__STORED DATA__.
- - - - -

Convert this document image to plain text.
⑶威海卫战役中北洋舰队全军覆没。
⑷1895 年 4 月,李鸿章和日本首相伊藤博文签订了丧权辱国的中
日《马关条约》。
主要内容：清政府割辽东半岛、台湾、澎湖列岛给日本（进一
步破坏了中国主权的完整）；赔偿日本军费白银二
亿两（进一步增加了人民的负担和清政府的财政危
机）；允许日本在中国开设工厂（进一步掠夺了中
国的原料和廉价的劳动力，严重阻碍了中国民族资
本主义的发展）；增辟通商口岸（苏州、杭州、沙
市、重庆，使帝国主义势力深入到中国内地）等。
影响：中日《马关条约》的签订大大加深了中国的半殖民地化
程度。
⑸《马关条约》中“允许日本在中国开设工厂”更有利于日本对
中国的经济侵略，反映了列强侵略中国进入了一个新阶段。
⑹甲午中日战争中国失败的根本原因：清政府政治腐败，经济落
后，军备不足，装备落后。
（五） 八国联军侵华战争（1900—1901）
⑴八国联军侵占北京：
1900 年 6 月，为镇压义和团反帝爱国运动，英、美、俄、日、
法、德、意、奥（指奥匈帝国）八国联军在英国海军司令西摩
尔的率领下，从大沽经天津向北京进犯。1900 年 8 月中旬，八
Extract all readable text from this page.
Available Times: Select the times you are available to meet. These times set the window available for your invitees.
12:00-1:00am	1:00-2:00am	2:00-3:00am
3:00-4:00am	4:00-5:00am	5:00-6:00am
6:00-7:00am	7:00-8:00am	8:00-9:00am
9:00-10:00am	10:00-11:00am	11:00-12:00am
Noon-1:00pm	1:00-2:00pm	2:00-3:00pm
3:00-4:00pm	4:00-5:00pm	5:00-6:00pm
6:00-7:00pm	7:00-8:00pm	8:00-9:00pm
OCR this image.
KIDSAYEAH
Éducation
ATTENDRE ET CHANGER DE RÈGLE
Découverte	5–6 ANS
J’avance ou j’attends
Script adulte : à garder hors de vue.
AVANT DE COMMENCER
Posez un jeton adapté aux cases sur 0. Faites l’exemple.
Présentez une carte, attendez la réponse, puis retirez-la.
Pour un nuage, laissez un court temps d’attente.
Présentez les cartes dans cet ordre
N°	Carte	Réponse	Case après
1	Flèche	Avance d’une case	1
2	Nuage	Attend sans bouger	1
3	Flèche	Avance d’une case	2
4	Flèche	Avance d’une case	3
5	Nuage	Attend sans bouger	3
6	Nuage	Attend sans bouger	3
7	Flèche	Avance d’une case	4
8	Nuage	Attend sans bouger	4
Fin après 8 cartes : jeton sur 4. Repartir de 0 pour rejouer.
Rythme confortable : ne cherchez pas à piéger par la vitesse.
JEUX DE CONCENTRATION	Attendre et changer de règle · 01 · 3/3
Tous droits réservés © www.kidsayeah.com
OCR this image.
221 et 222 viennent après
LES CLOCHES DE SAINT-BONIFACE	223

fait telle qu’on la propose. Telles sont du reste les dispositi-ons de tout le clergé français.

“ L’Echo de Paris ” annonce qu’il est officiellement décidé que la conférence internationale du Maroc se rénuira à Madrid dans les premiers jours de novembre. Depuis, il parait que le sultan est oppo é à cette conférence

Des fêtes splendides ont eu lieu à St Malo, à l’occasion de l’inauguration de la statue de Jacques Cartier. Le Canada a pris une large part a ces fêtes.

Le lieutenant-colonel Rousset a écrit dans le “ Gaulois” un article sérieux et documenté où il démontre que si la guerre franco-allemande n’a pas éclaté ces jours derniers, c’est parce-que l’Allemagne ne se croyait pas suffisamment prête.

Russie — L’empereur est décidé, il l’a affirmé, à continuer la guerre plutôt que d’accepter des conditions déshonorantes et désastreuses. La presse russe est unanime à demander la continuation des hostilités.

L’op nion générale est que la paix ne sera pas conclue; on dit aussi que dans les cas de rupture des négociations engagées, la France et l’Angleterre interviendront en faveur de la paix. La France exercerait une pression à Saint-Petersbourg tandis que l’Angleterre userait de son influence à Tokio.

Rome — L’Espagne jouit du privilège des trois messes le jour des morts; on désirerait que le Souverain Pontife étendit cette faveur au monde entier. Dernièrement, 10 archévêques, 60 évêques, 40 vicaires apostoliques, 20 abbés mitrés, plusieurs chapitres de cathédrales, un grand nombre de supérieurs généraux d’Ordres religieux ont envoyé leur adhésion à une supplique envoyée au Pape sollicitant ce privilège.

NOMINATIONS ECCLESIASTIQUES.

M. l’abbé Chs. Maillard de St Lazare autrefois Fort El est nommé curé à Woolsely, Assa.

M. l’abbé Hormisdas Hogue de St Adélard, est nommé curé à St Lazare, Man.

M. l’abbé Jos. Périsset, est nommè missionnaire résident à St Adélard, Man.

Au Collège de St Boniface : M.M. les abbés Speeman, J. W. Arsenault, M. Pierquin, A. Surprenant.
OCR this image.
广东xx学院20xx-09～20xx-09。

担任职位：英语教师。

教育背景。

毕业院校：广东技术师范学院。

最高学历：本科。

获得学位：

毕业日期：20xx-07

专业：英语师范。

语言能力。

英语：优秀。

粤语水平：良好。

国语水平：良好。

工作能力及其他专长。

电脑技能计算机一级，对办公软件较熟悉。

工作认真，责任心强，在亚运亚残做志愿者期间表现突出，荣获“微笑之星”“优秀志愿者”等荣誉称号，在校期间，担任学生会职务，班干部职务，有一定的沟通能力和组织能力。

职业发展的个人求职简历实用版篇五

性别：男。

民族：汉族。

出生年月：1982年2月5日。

- - - - -

__EXERCISE AIM__. Within the entries above, how many lines contain "abbés"? Respond with the number only.

__ANSWER BELOW__. 2